__Challenge__.
Write every entry out again exactly, please, and skip the pictures.
══ Record set
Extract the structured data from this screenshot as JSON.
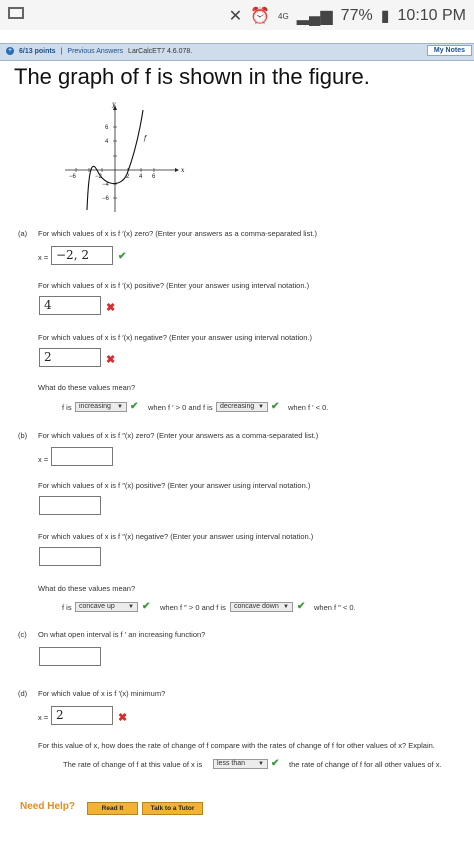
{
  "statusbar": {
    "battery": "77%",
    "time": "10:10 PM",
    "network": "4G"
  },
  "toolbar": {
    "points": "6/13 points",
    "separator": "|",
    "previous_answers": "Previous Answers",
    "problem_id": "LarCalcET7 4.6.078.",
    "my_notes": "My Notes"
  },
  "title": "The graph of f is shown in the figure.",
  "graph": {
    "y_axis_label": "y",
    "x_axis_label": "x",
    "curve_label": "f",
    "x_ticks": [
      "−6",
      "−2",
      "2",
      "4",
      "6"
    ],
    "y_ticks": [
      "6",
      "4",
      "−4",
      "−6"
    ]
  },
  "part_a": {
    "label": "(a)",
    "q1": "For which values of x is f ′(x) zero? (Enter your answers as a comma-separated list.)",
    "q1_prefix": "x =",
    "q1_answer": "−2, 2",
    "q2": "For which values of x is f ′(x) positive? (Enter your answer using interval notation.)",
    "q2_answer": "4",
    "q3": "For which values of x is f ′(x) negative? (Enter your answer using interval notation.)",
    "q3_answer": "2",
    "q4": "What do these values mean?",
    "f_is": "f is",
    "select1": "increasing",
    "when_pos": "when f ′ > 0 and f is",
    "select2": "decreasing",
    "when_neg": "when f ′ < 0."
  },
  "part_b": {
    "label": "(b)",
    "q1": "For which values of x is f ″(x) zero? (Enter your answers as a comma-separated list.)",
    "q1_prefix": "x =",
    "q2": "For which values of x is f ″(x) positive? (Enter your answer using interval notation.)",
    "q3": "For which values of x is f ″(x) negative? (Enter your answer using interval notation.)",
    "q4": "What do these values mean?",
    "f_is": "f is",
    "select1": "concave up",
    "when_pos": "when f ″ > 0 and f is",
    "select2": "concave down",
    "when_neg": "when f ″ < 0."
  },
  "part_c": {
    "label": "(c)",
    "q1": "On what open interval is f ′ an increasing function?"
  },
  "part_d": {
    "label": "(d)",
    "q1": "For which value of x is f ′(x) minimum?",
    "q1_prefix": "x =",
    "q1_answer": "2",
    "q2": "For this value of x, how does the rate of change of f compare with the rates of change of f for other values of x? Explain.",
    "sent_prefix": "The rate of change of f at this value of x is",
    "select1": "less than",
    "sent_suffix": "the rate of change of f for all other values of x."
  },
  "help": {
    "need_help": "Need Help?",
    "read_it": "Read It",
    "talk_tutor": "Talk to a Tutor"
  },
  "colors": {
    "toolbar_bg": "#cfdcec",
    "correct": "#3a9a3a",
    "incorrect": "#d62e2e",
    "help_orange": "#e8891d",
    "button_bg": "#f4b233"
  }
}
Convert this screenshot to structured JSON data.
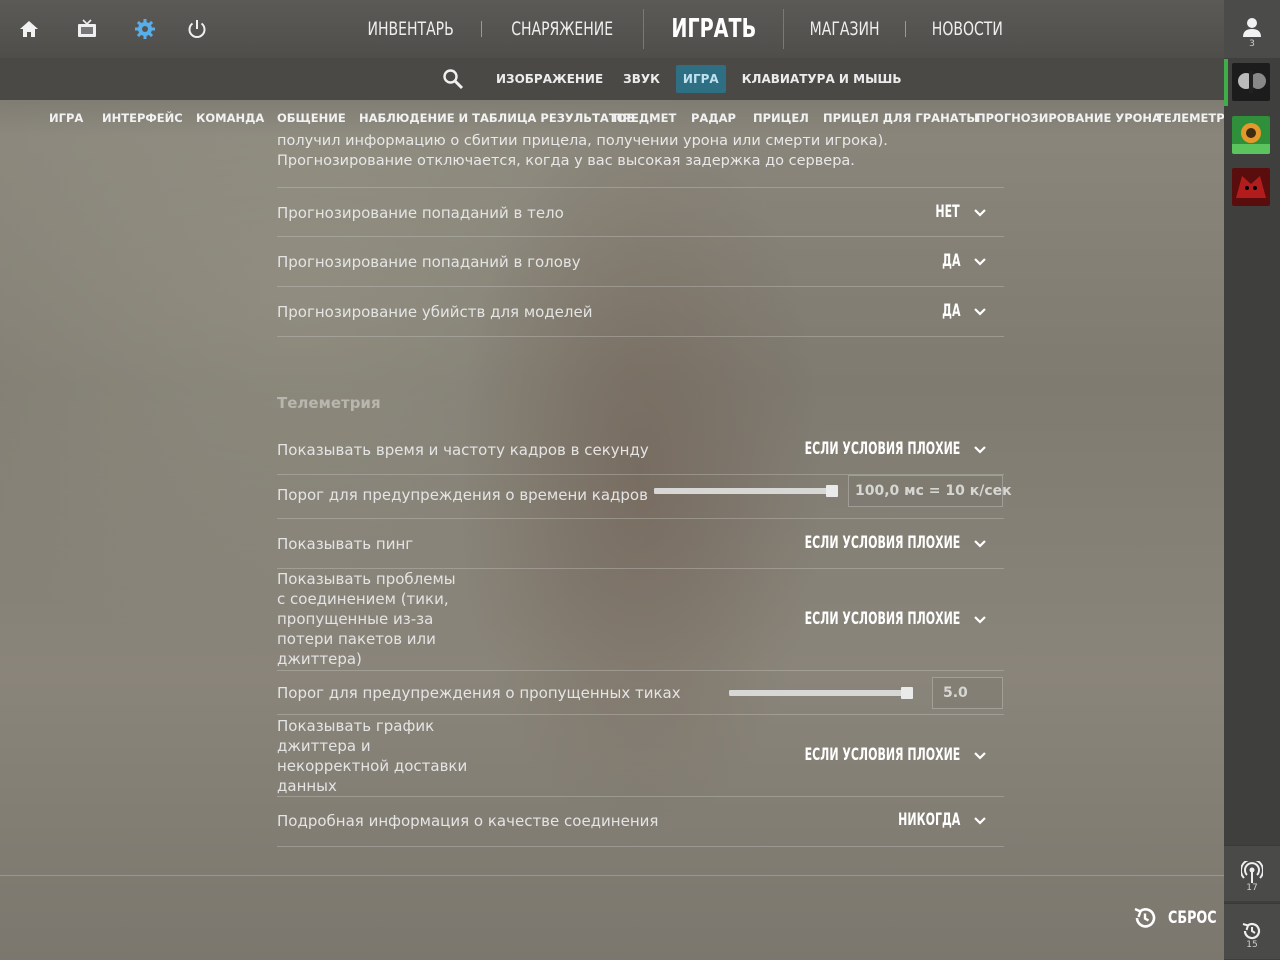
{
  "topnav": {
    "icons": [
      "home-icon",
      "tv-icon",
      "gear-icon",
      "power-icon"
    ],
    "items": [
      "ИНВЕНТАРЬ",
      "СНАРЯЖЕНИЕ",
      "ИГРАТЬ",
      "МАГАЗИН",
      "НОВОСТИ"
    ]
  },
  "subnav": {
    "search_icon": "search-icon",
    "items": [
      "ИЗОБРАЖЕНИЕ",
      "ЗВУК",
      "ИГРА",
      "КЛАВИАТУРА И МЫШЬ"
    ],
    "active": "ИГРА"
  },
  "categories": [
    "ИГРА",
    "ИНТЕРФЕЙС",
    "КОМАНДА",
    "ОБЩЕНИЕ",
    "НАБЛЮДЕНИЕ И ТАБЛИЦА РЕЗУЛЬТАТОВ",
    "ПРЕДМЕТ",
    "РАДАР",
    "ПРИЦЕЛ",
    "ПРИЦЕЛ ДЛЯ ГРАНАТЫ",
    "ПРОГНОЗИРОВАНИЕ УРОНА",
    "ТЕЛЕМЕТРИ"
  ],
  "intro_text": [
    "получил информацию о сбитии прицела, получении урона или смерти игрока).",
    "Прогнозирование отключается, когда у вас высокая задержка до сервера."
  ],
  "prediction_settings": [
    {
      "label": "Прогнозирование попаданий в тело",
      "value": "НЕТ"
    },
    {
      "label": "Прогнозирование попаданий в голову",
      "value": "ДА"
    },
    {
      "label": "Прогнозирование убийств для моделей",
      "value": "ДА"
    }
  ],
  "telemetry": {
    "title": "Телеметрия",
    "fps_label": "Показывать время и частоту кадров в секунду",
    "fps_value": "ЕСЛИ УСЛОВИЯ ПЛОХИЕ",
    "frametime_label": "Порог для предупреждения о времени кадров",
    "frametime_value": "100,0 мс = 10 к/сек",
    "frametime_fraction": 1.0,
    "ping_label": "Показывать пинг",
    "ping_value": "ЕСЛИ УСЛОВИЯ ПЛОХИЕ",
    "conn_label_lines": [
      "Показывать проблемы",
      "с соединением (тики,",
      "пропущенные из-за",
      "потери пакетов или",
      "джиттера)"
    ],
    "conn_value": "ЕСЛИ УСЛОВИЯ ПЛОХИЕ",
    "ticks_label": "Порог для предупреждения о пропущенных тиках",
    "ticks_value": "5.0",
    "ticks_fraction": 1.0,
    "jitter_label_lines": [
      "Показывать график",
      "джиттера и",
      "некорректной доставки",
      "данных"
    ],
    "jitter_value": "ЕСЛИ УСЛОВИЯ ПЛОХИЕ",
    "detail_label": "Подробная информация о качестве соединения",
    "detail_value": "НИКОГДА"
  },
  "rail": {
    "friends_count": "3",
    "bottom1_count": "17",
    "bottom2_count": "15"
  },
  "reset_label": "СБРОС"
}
════
__Solution__.
Extract the structured data from this screenshot as JSON.
{
  "statusbar": {
    "battery": "77%",
    "time": "10:10 PM",
    "network": "4G"
  },
  "toolbar": {
    "points": "6/13 points",
    "separator": "|",
    "previous_answers": "Previous Answers",
    "problem_id": "LarCalcET7 4.6.078.",
    "my_notes": "My Notes"
  },
  "title": "The graph of f is shown in the figure.",
  "graph": {
    "y_axis_label": "y",
    "x_axis_label": "x",
    "curve_label": "f",
    "x_ticks": [
      "−6",
      "−2",
      "2",
      "4",
      "6"
    ],
    "y_ticks": [
      "6",
      "4",
      "−4",
      "−6"
    ]
  },
  "part_a": {
    "label": "(a)",
    "q1": "For which values of x is f ′(x) zero? (Enter your answers as a comma-separated list.)",
    "q1_prefix": "x =",
    "q1_answer": "−2, 2",
    "q2": "For which values of x is f ′(x) positive? (Enter your answer using interval notation.)",
    "q2_answer": "4",
    "q3": "For which values of x is f ′(x) negative? (Enter your answer using interval notation.)",
    "q3_answer": "2",
    "q4": "What do these values mean?",
    "f_is": "f is",
    "select1": "increasing",
    "when_pos": "when f ′ > 0 and f is",
    "select2": "decreasing",
    "when_neg": "when f ′ < 0."
  },
  "part_b": {
    "label": "(b)",
    "q1": "For which values of x is f ″(x) zero? (Enter your answers as a comma-separated list.)",
    "q1_prefix": "x =",
    "q2": "For which values of x is f ″(x) positive? (Enter your answer using interval notation.)",
    "q3": "For which values of x is f ″(x) negative? (Enter your answer using interval notation.)",
    "q4": "What do these values mean?",
    "f_is": "f is",
    "select1": "concave up",
    "when_pos": "when f ″ > 0 and f is",
    "select2": "concave down",
    "when_neg": "when f ″ < 0."
  },
  "part_c": {
    "label": "(c)",
    "q1": "On what open interval is f ′ an increasing function?"
  },
  "part_d": {
    "label": "(d)",
    "q1": "For which value of x is f ′(x) minimum?",
    "q1_prefix": "x =",
    "q1_answer": "2",
    "q2": "For this value of x, how does the rate of change of f compare with the rates of change of f for other values of x? Explain.",
    "sent_prefix": "The rate of change of f at this value of x is",
    "select1": "less than",
    "sent_suffix": "the rate of change of f for all other values of x."
  },
  "help": {
    "need_help": "Need Help?",
    "read_it": "Read It",
    "talk_tutor": "Talk to a Tutor"
  },
  "colors": {
    "toolbar_bg": "#cfdcec",
    "correct": "#3a9a3a",
    "incorrect": "#d62e2e",
    "help_orange": "#e8891d",
    "button_bg": "#f4b233"
  }
}
Convert this screenshot to structured JSON data.
{
  "topnav": {
    "icons": [
      "home-icon",
      "tv-icon",
      "gear-icon",
      "power-icon"
    ],
    "items": [
      "ИНВЕНТАРЬ",
      "СНАРЯЖЕНИЕ",
      "ИГРАТЬ",
      "МАГАЗИН",
      "НОВОСТИ"
    ]
  },
  "subnav": {
    "search_icon": "search-icon",
    "items": [
      "ИЗОБРАЖЕНИЕ",
      "ЗВУК",
      "ИГРА",
      "КЛАВИАТУРА И МЫШЬ"
    ],
    "active": "ИГРА"
  },
  "categories": [
    "ИГРА",
    "ИНТЕРФЕЙС",
    "КОМАНДА",
    "ОБЩЕНИЕ",
    "НАБЛЮДЕНИЕ И ТАБЛИЦА РЕЗУЛЬТАТОВ",
    "ПРЕДМЕТ",
    "РАДАР",
    "ПРИЦЕЛ",
    "ПРИЦЕЛ ДЛЯ ГРАНАТЫ",
    "ПРОГНОЗИРОВАНИЕ УРОНА",
    "ТЕЛЕМЕТРИ"
  ],
  "intro_text": [
    "получил информацию о сбитии прицела, получении урона или смерти игрока).",
    "Прогнозирование отключается, когда у вас высокая задержка до сервера."
  ],
  "prediction_settings": [
    {
      "label": "Прогнозирование попаданий в тело",
      "value": "НЕТ"
    },
    {
      "label": "Прогнозирование попаданий в голову",
      "value": "ДА"
    },
    {
      "label": "Прогнозирование убийств для моделей",
      "value": "ДА"
    }
  ],
  "telemetry": {
    "title": "Телеметрия",
    "fps_label": "Показывать время и частоту кадров в секунду",
    "fps_value": "ЕСЛИ УСЛОВИЯ ПЛОХИЕ",
    "frametime_label": "Порог для предупреждения о времени кадров",
    "frametime_value": "100,0 мс = 10 к/сек",
    "frametime_fraction": 1.0,
    "ping_label": "Показывать пинг",
    "ping_value": "ЕСЛИ УСЛОВИЯ ПЛОХИЕ",
    "conn_label_lines": [
      "Показывать проблемы",
      "с соединением (тики,",
      "пропущенные из-за",
      "потери пакетов или",
      "джиттера)"
    ],
    "conn_value": "ЕСЛИ УСЛОВИЯ ПЛОХИЕ",
    "ticks_label": "Порог для предупреждения о пропущенных тиках",
    "ticks_value": "5.0",
    "ticks_fraction": 1.0,
    "jitter_label_lines": [
      "Показывать график",
      "джиттера и",
      "некорректной доставки",
      "данных"
    ],
    "jitter_value": "ЕСЛИ УСЛОВИЯ ПЛОХИЕ",
    "detail_label": "Подробная информация о качестве соединения",
    "detail_value": "НИКОГДА"
  },
  "rail": {
    "friends_count": "3",
    "bottom1_count": "17",
    "bottom2_count": "15"
  },
  "reset_label": "СБРОС"
}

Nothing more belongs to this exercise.